▶ [Requests]
[1] According to the article on Snap stock, how much did Snap's revenue grow in the fourth quarter?
[2] Pick up the article on Snap stock right after its last sentence and keep writing it.

━━ Text extract ━━

I took the opportunity of the stock's recent pullback to scoop up a few shares. Here are three reasons why.

Image source: Getty Images.

1. The future is as bright as ever

Snap's revenue jumped 46% last year to $2.5 billion, and the company posted its fastest revenue growth in at least three years in the fourth quarter, with the top line up 62% to $911.3 million. The company also gained significant leverage, with adjusted EBITDA quadrupling in the fourth quarter to $165.6 million.

The momentum has come on the back of a rebuilt Android app, new products for users like Discover and Spotlight, and new ad products such as augmented reality that give brands and users an experience that they can't get with competing social media apps.

Even better, management sees no sign of that momentum slowing down. In its recent investor day conference, Senior Product Director Peter Sellis said the company was in a position to deliver multiple years of 50% revenue growth after improving its advertising platform over the last several years. As Sellis explained, after making those investments the company is now poised to ramp up growth in areas like video, international, and e-commerce, showing the company is at the early stages of what could be a sustained growth phase.

To give a sense of how 50% revenue growth would compound, that would mean revenue more than tripling over the next three years, and growing by ten times over the next six years if the company sustains that growth rate.

2. It's strongest with the youngest consumers

Snapchat's appeal isn't as broad as that of some other social media apps, but that may be a strength -- the company's target audience is Gen Z and millennials, or the generations that are most valuable to advertisers.

Snapchat's daily active users increased 22% last year to 265 million, and in core markets like the U.S. and U.K. the company reaches 90% of 13-24 year-olds and 75% of 13-34 year olds. Additionally, 80% of its audience is above 18.

━━━
━━ Provided data ━━

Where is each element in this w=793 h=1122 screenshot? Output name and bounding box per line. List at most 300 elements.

━━━

▶ [Exercise results]
[1] It rose 62% to $911.3 million.

[2]
A recent Piper Sandler survey of 7,000 teens found Snapchat to be the top social media app, with 31% of respondents listing it as their favorite, edging out TikTok at 30%; it also gained share on Instagram, which came in at 24%. That positioning with the youngest generation of consumers gives Snap an advantage over its social media peers, especially if it can hold on to those users as they grow older and its investments in unique features like augmented reality, lenses, and Snap Maps help distinguish it from its competition.

Snapchat may also be the most innovative social media platform, as its Stories format has been copied by essentially every other app. It also helped normalize formats like vertical video as the company focuses on innovating around the camera. That track record of innovation should help it continue to attract teenagers and young adults.

3. The business model is a proven winner

Some of the most successful businesses in the world are based on digital advertising. Facebook and Alphabet, which makes most of his money from Google search and YouTube, are among the most profitable businesses in the world, showing how powerful this business model is. Similarly, social media companies don't generate content. They simply provide platforms that facilitate exchanges and engage users, selling ads alongside user-generated content. At scale these businesses generate huge margins because they deliver significant value for advertisers, allowing them to charge high prices for a business that essentially runs itself once it's established.

Snap seems to be on the verge of such a moment. Key advertising metrics like cost-per-impression and return on investment are trending in the right direction, and should begin to deliver the kind of profitability that larger social media platforms have exhibited. The seasonally strong fourth quarter offers a window into what that might look like, as Snap was able to generate an adjusted EBITDA margin of 18%.

Management has said it would accelerate spending on operating expenses to support the growth of the business, but the experience of its larger peers and its recent performance bode well for its long-term profit potential.

Snap seems to be just hitting its stride with key advertising and user products in place, and its strength with Gen Z should provide a natural tailwind to user growth and engagement. Even after a blowout performance over the last year, Snap stock still has a lot of growth in front of it.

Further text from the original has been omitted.